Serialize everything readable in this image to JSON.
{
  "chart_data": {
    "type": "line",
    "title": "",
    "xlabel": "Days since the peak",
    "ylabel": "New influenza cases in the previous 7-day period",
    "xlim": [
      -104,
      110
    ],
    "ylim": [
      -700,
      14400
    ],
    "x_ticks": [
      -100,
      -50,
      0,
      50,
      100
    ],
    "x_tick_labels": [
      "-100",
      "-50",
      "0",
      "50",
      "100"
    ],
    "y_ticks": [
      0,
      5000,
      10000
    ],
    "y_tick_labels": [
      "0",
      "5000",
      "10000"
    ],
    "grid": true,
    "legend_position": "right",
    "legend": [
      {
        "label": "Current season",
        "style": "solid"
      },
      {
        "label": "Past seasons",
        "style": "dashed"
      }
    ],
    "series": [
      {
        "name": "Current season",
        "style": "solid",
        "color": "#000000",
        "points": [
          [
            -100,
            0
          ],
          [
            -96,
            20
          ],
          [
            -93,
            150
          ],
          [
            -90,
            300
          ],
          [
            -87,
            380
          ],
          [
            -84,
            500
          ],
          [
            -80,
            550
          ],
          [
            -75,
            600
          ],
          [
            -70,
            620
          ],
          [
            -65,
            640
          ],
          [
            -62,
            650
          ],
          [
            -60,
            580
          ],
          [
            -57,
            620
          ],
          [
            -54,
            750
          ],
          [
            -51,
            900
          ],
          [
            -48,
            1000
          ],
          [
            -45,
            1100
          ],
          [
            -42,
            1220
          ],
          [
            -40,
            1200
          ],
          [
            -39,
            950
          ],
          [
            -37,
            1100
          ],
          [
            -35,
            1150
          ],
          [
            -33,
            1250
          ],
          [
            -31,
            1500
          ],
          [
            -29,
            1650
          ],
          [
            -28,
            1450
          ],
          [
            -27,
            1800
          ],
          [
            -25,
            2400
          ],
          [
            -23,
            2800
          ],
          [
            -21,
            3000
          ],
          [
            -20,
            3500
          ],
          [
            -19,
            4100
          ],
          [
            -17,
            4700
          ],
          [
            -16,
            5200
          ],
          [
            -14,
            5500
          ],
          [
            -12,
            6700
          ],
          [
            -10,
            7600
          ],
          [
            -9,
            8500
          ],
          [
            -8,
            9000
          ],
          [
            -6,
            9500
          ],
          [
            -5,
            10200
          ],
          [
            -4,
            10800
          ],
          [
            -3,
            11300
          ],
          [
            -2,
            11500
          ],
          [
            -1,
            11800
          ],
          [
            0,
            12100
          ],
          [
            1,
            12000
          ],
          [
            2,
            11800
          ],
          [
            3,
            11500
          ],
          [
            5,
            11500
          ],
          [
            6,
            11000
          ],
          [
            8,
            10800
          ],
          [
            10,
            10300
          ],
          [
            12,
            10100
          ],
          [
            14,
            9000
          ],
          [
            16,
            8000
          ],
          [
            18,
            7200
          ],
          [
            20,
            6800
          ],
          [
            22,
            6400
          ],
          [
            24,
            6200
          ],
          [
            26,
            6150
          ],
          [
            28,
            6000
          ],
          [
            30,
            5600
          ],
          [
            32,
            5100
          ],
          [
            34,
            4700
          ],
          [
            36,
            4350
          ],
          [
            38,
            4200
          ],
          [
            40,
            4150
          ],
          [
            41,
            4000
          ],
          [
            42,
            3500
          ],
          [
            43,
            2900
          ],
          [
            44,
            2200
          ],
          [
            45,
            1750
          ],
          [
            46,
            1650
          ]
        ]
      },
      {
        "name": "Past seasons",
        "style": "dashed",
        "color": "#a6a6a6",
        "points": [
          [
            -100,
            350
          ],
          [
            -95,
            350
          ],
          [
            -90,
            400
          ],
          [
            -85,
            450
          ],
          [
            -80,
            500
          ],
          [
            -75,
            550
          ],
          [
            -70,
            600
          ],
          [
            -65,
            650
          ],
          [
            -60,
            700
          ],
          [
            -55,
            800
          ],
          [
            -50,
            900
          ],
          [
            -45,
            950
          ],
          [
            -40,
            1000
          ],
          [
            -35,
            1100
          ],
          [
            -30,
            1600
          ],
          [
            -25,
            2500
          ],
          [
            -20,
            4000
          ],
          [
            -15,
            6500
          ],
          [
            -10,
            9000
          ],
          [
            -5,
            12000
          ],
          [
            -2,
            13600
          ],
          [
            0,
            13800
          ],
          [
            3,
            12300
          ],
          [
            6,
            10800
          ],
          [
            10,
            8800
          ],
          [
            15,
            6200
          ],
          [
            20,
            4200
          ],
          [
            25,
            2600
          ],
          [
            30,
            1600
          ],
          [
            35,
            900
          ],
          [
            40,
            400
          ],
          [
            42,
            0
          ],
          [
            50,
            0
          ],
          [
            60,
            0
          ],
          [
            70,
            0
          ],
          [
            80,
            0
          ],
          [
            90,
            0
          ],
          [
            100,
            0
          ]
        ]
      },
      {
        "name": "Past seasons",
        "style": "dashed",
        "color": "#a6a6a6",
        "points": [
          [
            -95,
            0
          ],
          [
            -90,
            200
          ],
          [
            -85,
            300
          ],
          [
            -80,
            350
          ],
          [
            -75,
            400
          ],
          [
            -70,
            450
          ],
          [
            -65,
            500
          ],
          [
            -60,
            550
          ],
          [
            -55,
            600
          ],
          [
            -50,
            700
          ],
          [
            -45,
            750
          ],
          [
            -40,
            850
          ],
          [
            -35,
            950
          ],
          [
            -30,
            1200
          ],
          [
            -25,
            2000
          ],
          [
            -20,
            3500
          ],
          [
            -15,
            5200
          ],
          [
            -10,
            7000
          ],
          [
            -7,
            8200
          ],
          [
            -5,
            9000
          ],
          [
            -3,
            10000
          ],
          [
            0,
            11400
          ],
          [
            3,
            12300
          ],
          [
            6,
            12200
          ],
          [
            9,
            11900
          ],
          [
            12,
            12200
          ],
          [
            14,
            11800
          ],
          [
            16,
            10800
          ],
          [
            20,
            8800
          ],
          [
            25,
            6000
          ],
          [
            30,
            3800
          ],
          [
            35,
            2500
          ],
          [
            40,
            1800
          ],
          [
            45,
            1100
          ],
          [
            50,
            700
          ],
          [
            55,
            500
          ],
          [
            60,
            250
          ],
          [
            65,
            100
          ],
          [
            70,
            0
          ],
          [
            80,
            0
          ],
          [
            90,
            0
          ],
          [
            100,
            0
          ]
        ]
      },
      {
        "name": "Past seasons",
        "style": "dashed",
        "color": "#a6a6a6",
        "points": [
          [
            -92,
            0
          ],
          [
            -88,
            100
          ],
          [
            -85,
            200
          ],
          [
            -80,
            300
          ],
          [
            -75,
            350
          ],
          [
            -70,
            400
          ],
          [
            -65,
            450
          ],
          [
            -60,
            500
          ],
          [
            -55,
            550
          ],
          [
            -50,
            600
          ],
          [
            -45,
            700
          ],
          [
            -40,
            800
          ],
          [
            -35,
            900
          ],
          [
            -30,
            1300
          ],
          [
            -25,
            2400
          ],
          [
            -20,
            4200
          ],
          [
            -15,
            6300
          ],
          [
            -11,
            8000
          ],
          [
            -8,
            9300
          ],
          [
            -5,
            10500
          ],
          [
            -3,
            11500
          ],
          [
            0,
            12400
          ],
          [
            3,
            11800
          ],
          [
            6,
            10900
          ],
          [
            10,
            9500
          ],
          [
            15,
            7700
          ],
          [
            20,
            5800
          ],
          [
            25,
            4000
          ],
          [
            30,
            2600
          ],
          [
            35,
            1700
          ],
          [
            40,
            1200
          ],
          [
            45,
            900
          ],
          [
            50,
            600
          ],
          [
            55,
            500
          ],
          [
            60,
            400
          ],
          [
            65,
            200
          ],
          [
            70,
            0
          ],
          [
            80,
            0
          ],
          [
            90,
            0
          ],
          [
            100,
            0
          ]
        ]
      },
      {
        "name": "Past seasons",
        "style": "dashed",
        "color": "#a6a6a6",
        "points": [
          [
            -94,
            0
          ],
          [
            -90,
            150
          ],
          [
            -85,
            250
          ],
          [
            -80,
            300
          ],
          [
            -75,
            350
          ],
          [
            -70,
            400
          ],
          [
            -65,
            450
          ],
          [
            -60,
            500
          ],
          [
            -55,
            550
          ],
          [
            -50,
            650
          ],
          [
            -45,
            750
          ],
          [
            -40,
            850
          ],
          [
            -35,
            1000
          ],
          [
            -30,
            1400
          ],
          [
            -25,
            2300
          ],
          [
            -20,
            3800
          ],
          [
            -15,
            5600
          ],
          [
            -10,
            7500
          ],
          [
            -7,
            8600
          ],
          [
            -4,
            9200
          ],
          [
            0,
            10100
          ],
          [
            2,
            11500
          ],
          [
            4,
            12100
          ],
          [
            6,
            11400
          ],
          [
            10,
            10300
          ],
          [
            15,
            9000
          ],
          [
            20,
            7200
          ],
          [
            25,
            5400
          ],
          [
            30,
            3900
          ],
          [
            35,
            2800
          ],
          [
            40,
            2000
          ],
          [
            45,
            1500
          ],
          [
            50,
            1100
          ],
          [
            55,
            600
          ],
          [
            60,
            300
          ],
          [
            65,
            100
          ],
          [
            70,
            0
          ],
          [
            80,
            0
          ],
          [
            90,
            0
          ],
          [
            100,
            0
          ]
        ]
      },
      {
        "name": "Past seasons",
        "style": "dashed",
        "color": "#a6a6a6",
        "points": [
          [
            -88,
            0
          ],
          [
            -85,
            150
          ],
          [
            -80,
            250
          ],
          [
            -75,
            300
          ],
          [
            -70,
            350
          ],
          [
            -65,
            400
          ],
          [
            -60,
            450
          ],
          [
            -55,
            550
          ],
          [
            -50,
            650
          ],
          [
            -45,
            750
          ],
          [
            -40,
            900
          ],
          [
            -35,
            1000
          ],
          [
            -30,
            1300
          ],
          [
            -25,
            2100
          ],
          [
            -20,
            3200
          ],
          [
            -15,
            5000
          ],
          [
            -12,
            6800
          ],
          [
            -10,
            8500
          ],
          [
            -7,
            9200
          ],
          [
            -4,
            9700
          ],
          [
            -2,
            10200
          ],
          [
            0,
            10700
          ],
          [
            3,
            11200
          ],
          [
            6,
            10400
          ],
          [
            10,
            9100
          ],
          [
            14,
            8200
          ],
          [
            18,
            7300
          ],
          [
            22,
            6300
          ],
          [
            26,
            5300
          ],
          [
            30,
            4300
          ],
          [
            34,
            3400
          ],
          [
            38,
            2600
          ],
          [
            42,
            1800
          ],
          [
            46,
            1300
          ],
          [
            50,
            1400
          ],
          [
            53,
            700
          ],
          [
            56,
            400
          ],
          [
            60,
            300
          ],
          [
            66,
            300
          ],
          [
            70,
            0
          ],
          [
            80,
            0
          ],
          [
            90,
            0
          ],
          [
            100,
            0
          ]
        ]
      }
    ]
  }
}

**Problem to work on:** Work out how many lines of the data hold the string "Current". Reply with that number alone.

**Reply to the exercise:** 2